Copy the data below verbatim, line by line, in the same order.
>> BEGIN Given records
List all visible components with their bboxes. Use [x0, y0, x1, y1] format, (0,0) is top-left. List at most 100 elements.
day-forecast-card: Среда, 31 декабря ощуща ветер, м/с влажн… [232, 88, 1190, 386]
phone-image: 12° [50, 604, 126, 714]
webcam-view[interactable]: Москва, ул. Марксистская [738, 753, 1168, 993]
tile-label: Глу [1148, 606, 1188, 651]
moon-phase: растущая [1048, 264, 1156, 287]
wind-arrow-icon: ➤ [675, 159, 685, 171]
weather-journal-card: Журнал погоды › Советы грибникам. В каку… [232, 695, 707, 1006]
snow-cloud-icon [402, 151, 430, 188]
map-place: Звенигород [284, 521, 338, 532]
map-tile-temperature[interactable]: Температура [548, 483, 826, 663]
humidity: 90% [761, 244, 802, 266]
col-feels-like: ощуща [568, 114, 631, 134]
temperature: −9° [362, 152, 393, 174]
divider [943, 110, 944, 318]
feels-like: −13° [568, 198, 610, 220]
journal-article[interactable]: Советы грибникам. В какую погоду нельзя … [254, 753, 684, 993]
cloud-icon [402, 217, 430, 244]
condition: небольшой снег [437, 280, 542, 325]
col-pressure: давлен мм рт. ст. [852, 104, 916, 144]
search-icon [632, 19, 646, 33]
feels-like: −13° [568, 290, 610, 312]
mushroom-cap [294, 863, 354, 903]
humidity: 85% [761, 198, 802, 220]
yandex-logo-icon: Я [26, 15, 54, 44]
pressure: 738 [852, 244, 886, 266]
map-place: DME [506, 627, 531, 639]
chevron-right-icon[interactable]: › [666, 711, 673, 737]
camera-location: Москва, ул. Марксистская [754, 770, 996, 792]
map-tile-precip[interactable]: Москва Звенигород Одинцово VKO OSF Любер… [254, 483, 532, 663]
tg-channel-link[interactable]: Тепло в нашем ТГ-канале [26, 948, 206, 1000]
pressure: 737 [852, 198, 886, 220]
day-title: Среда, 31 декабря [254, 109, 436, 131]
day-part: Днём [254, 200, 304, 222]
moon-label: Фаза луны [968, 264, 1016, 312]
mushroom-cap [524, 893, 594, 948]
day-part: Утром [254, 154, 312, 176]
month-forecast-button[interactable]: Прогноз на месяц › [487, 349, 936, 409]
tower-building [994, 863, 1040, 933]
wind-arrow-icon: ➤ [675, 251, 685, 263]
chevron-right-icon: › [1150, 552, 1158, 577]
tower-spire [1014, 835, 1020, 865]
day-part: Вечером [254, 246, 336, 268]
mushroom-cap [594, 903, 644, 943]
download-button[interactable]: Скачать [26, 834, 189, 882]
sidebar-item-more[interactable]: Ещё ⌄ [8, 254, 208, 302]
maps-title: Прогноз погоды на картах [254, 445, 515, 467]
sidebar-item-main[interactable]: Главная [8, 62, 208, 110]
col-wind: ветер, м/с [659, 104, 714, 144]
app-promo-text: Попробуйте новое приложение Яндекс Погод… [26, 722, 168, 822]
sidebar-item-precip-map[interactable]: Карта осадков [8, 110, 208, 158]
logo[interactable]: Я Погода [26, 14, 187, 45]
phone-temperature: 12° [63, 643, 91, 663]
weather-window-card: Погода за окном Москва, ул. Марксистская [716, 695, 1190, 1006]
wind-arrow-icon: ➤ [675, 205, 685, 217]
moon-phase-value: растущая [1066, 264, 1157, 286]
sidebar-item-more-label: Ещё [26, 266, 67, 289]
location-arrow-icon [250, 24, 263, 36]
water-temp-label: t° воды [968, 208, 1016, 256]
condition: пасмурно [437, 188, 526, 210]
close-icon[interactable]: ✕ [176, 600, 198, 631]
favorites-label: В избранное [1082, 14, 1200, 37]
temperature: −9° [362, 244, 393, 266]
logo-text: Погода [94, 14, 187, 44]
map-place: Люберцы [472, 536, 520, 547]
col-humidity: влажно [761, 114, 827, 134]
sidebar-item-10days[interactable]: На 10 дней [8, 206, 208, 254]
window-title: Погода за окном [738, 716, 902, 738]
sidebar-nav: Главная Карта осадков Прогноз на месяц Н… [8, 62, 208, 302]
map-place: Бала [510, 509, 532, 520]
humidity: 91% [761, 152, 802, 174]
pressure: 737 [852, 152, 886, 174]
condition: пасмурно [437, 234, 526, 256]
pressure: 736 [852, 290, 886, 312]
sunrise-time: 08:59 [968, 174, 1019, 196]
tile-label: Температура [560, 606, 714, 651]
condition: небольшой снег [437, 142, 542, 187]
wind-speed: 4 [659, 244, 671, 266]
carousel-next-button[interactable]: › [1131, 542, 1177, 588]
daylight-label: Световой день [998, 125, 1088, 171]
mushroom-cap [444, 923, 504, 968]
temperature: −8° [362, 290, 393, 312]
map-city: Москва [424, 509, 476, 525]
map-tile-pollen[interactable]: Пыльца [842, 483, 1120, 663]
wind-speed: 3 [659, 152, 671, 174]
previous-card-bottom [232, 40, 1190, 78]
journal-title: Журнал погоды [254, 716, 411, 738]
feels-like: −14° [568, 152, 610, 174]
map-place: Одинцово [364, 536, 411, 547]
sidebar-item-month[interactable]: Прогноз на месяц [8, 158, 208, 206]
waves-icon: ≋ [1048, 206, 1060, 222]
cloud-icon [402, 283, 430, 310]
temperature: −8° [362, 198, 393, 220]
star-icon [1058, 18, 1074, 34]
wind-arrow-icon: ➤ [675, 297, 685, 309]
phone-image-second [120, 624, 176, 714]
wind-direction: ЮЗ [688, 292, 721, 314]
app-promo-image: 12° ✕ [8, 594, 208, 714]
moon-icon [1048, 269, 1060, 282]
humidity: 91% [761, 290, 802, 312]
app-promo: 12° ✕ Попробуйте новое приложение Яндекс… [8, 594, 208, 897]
>> END Given records
#### Result of this task:
List all visible components with their bboxes. Use [x0, y0, x1, y1] format, (0,0) is top-left. List at most 100 elements.
day-forecast-card: Среда, 31 декабря ощуща ветер, м/с влажн… [232, 88, 1190, 386]
phone-image: 12° [50, 604, 126, 714]
webcam-view[interactable]: Москва, ул. Марксистская [738, 753, 1168, 993]
tile-label: Глу [1148, 606, 1188, 651]
moon-phase: растущая [1048, 264, 1156, 287]
wind-arrow-icon: ➤ [675, 159, 685, 171]
weather-journal-card: Журнал погоды › Советы грибникам. В каку… [232, 695, 707, 1006]
snow-cloud-icon [402, 151, 430, 188]
map-place: Звенигород [284, 521, 338, 532]
map-tile-temperature[interactable]: Температура [548, 483, 826, 663]
humidity: 90% [761, 244, 802, 266]
col-feels-like: ощуща [568, 114, 631, 134]
temperature: −9° [362, 152, 393, 174]
divider [943, 110, 944, 318]
feels-like: −13° [568, 198, 610, 220]
journal-article[interactable]: Советы грибникам. В какую погоду нельзя … [254, 753, 684, 993]
cloud-icon [402, 217, 430, 244]
condition: небольшой снег [437, 280, 542, 325]
col-pressure: давлен мм рт. ст. [852, 104, 916, 144]
search-icon [632, 19, 646, 33]
feels-like: −13° [568, 290, 610, 312]
mushroom-cap [294, 863, 354, 903]
humidity: 85% [761, 198, 802, 220]
yandex-logo-icon: Я [26, 15, 54, 44]
pressure: 738 [852, 244, 886, 266]
map-place: DME [506, 627, 531, 639]
chevron-right-icon[interactable]: › [666, 711, 673, 737]
camera-location: Москва, ул. Марксистская [754, 770, 996, 792]
map-tile-precip[interactable]: Москва Звенигород Одинцово VKO OSF Любер… [254, 483, 532, 663]
tg-channel-link[interactable]: Тепло в нашем ТГ-канале [26, 948, 206, 1000]
pressure: 737 [852, 198, 886, 220]
day-title: Среда, 31 декабря [254, 109, 436, 131]
day-part: Днём [254, 200, 304, 222]
moon-label: Фаза луны [968, 264, 1016, 312]
mushroom-cap [524, 893, 594, 948]
day-part: Утром [254, 154, 312, 176]
month-forecast-button[interactable]: Прогноз на месяц › [487, 349, 936, 409]
tower-building [994, 863, 1040, 933]
wind-arrow-icon: ➤ [675, 251, 685, 263]
chevron-right-icon: › [1150, 552, 1158, 577]
tower-spire [1014, 835, 1020, 865]
day-part: Вечером [254, 246, 336, 268]
mushroom-cap [594, 903, 644, 943]
download-button[interactable]: Скачать [26, 834, 189, 882]
sidebar-item-more[interactable]: Ещё ⌄ [8, 254, 208, 302]
maps-title: Прогноз погоды на картах [254, 445, 515, 467]
sidebar-item-main[interactable]: Главная [8, 62, 208, 110]
col-wind: ветер, м/с [659, 104, 714, 144]
app-promo-text: Попробуйте новое приложение Яндекс Погод… [26, 722, 168, 822]
sidebar-item-precip-map[interactable]: Карта осадков [8, 110, 208, 158]
logo[interactable]: Я Погода [26, 14, 187, 45]
phone-temperature: 12° [63, 643, 91, 663]
weather-window-card: Погода за окном Москва, ул. Марксистская [716, 695, 1190, 1006]
wind-arrow-icon: ➤ [675, 205, 685, 217]
moon-phase-value: растущая [1066, 264, 1157, 286]
sidebar-item-more-label: Ещё [26, 266, 67, 289]
location-arrow-icon [250, 24, 263, 36]
water-temp-label: t° воды [968, 208, 1016, 256]
condition: пасмурно [437, 188, 526, 210]
close-icon[interactable]: ✕ [176, 600, 198, 631]
favorites-label: В избранное [1082, 14, 1200, 37]
temperature: −9° [362, 244, 393, 266]
logo-text: Погода [94, 14, 187, 44]
map-place: Люберцы [472, 536, 520, 547]
col-humidity: влажно [761, 114, 827, 134]
sidebar-item-10days[interactable]: На 10 дней [8, 206, 208, 254]
window-title: Погода за окном [738, 716, 902, 738]
sidebar-nav: Главная Карта осадков Прогноз на месяц Н… [8, 62, 208, 302]
map-place: Бала [510, 509, 532, 520]
humidity: 91% [761, 152, 802, 174]
pressure: 737 [852, 152, 886, 174]
condition: пасмурно [437, 234, 526, 256]
pressure: 736 [852, 290, 886, 312]
sunrise-time: 08:59 [968, 174, 1019, 196]
tile-label: Температура [560, 606, 714, 651]
condition: небольшой снег [437, 142, 542, 187]
wind-speed: 4 [659, 244, 671, 266]
carousel-next-button[interactable]: › [1131, 542, 1177, 588]
daylight-label: Световой день [998, 125, 1088, 171]
mushroom-cap [444, 923, 504, 968]
temperature: −8° [362, 290, 393, 312]
map-city: Москва [424, 509, 476, 525]
map-tile-pollen[interactable]: Пыльца [842, 483, 1120, 663]
wind-speed: 3 [659, 152, 671, 174]
previous-card-bottom [232, 40, 1190, 78]
journal-title: Журнал погоды [254, 716, 411, 738]
feels-like: −14° [568, 152, 610, 174]
map-place: Одинцово [364, 536, 411, 547]
sidebar-item-month[interactable]: Прогноз на месяц [8, 158, 208, 206]
waves-icon: ≋ [1048, 206, 1060, 222]
cloud-icon [402, 283, 430, 310]
temperature: −8° [362, 198, 393, 220]
star-icon [1058, 18, 1074, 34]
wind-arrow-icon: ➤ [675, 297, 685, 309]
phone-image-second [120, 624, 176, 714]
wind-direction: ЮЗ [688, 292, 721, 314]
app-promo-image: 12° ✕ [8, 594, 208, 714]
moon-icon [1048, 269, 1060, 282]
humidity: 91% [761, 290, 802, 312]
app-promo: 12° ✕ Попробуйте новое приложение Яндекс… [8, 594, 208, 897]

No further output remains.